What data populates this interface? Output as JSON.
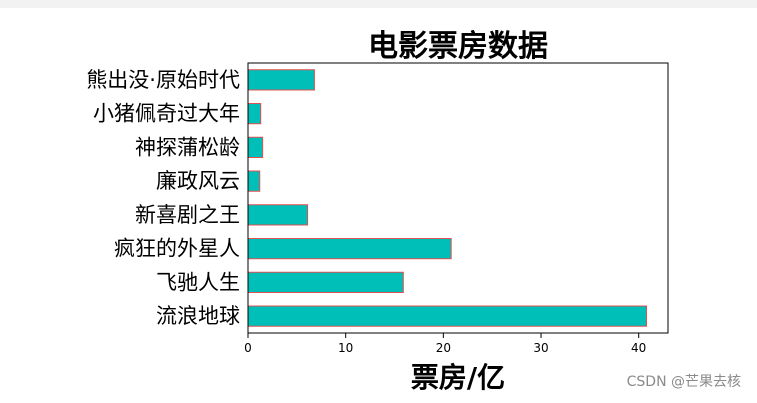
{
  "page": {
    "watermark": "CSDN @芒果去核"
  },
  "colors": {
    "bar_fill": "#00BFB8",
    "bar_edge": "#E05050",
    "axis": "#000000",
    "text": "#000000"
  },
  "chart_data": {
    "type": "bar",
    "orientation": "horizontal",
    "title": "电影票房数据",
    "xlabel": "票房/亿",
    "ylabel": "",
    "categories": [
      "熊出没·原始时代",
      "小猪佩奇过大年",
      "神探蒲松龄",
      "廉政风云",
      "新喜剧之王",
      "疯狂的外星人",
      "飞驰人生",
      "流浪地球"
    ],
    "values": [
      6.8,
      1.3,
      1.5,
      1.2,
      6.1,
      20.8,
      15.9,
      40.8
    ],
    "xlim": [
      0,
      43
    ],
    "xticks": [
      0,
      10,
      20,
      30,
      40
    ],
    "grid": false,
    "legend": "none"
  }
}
========================================================================
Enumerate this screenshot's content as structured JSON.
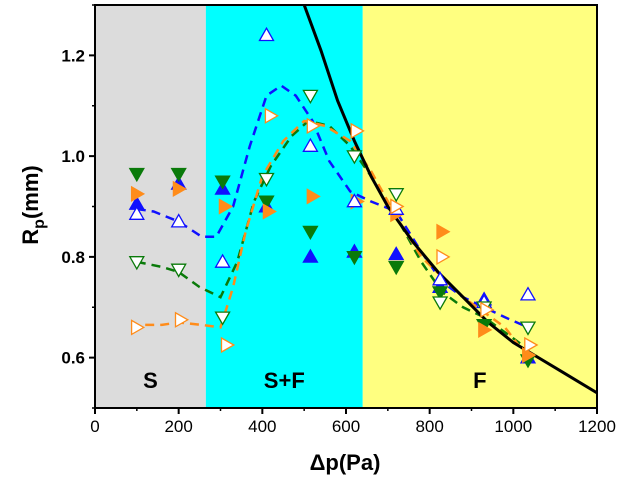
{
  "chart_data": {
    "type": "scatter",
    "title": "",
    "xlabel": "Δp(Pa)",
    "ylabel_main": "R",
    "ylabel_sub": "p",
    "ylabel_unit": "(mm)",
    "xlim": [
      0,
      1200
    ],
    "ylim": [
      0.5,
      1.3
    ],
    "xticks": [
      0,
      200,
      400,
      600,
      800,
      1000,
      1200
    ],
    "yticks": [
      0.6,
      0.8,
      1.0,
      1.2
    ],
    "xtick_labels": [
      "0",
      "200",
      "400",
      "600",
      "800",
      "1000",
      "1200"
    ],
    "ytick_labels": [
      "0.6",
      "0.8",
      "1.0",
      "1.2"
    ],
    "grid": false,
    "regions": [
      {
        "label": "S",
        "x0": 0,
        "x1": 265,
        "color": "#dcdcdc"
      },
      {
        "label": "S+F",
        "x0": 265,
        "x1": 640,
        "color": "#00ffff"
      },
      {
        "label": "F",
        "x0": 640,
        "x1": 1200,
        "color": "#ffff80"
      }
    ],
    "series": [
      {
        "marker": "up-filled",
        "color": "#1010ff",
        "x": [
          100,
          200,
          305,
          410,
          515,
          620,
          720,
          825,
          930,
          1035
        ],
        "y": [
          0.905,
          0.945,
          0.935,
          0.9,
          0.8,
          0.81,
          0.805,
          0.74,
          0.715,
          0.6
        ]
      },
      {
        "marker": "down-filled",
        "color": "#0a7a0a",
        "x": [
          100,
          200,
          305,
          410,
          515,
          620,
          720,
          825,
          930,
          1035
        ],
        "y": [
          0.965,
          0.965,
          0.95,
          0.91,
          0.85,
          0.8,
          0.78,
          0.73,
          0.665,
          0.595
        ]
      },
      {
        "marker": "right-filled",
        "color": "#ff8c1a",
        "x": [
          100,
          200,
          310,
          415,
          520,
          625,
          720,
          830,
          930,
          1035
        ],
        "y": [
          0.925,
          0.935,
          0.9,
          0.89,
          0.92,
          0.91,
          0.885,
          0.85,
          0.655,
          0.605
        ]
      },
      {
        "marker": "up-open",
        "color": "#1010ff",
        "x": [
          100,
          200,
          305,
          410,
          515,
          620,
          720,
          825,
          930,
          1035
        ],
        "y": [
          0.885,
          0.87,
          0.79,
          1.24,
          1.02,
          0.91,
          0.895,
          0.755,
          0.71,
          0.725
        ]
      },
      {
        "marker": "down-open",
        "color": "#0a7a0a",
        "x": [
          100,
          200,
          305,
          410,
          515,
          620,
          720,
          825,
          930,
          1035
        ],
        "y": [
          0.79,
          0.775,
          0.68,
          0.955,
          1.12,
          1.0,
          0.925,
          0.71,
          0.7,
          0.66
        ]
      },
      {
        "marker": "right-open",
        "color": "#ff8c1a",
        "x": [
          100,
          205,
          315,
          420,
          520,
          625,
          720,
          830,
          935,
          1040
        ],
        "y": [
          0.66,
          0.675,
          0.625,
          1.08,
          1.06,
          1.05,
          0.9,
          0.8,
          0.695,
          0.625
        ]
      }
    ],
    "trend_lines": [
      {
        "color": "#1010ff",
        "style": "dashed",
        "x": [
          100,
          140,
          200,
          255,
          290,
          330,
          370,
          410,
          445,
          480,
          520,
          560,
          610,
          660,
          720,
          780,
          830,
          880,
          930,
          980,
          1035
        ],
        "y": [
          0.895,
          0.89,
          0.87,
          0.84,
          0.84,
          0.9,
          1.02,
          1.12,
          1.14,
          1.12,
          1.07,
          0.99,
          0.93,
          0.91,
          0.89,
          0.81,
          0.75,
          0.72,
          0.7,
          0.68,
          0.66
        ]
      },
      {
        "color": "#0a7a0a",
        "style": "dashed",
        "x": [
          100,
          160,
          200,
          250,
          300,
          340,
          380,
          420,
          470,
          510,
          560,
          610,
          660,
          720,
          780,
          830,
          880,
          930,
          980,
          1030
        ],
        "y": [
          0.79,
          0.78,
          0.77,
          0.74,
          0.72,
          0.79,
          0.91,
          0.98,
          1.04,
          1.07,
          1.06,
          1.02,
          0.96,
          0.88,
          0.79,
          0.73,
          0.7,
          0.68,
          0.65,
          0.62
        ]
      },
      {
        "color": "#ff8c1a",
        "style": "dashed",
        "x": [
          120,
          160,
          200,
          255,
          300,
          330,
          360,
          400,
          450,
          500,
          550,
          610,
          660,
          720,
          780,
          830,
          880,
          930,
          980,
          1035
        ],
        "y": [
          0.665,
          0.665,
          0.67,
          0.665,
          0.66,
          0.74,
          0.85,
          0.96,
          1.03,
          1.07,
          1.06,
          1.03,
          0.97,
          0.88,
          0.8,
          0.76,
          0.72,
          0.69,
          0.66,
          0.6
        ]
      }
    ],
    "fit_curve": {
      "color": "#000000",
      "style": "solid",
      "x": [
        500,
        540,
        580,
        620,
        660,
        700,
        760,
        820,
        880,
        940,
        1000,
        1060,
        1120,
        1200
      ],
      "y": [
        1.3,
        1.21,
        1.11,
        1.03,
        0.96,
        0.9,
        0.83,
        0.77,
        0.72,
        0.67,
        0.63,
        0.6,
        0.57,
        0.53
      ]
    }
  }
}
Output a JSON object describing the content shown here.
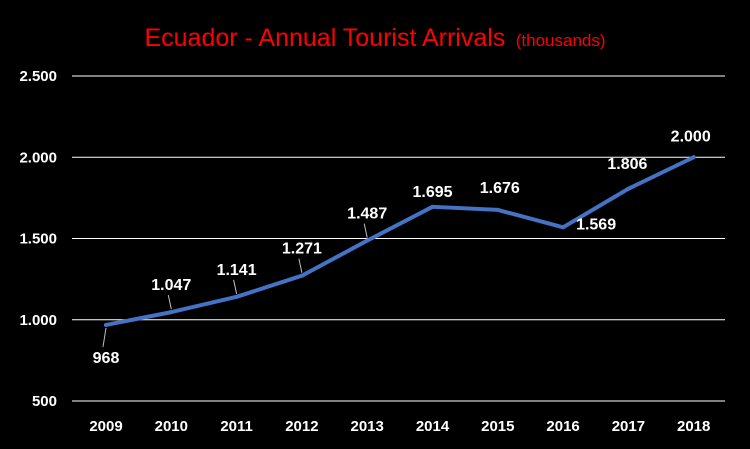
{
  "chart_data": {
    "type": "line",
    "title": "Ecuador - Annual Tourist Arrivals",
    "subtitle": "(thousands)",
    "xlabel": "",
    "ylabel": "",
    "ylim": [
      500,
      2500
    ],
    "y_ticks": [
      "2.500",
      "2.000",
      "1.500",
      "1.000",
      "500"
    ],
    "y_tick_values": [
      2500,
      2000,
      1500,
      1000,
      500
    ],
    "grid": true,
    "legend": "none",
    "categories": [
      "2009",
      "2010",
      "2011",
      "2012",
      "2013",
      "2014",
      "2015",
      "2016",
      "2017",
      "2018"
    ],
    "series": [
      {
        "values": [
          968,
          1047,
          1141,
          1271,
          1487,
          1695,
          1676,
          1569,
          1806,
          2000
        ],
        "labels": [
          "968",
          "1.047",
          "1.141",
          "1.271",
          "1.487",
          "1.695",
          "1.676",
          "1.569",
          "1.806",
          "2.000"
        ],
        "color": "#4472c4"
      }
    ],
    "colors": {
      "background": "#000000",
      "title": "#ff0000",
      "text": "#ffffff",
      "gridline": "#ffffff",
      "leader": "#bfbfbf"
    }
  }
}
========================================================================
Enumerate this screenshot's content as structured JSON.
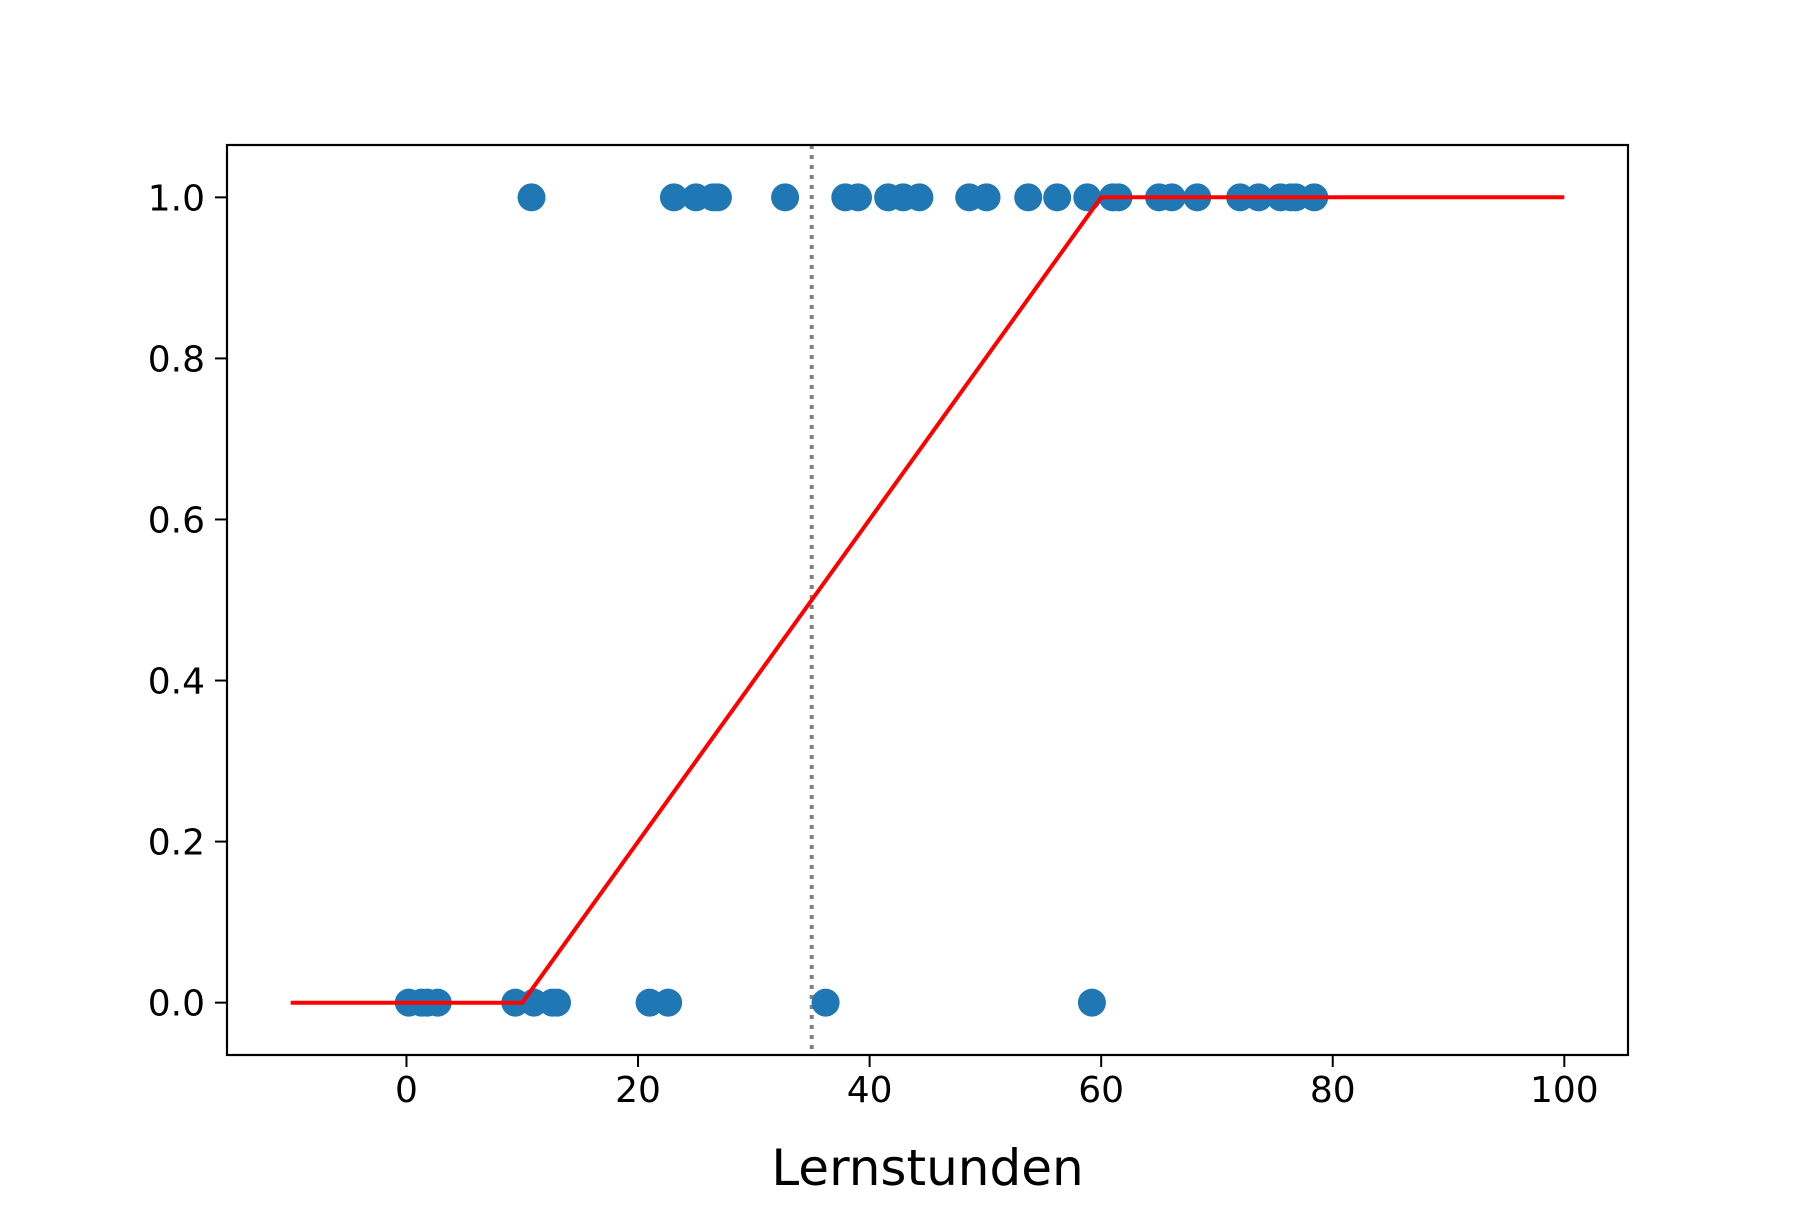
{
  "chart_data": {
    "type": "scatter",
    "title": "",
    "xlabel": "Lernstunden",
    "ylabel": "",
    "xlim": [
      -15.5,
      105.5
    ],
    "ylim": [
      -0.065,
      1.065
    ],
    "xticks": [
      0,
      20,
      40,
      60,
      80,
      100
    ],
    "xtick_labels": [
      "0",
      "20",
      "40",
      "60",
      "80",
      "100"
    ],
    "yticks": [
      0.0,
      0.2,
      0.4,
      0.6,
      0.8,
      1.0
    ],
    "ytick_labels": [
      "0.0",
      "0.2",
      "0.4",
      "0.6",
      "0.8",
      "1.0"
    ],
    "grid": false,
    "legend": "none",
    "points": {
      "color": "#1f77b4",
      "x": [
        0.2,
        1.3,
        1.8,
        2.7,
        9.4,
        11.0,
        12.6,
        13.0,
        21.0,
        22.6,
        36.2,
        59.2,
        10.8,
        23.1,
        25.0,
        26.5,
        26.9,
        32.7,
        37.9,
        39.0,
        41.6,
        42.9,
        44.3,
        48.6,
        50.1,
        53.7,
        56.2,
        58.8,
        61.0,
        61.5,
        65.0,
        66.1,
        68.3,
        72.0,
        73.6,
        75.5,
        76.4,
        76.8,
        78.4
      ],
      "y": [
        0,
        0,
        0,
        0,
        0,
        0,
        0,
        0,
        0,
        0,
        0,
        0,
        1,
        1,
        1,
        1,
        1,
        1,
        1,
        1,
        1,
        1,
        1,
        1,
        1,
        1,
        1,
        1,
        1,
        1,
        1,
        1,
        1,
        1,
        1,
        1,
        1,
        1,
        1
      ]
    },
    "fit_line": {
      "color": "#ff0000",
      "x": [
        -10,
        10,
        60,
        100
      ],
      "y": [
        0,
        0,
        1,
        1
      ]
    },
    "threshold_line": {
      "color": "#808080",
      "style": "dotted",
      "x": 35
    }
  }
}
========================================================================
* **Instruction**: Only lines with "xlabel" are wanted here; list each of them.

* **Output of the exercise**:
    "xlabel": "票房/亿",
    "xlabel": "Δp(Pa)",
    "xlabel": "",
    "xlabel": "Lernstunden",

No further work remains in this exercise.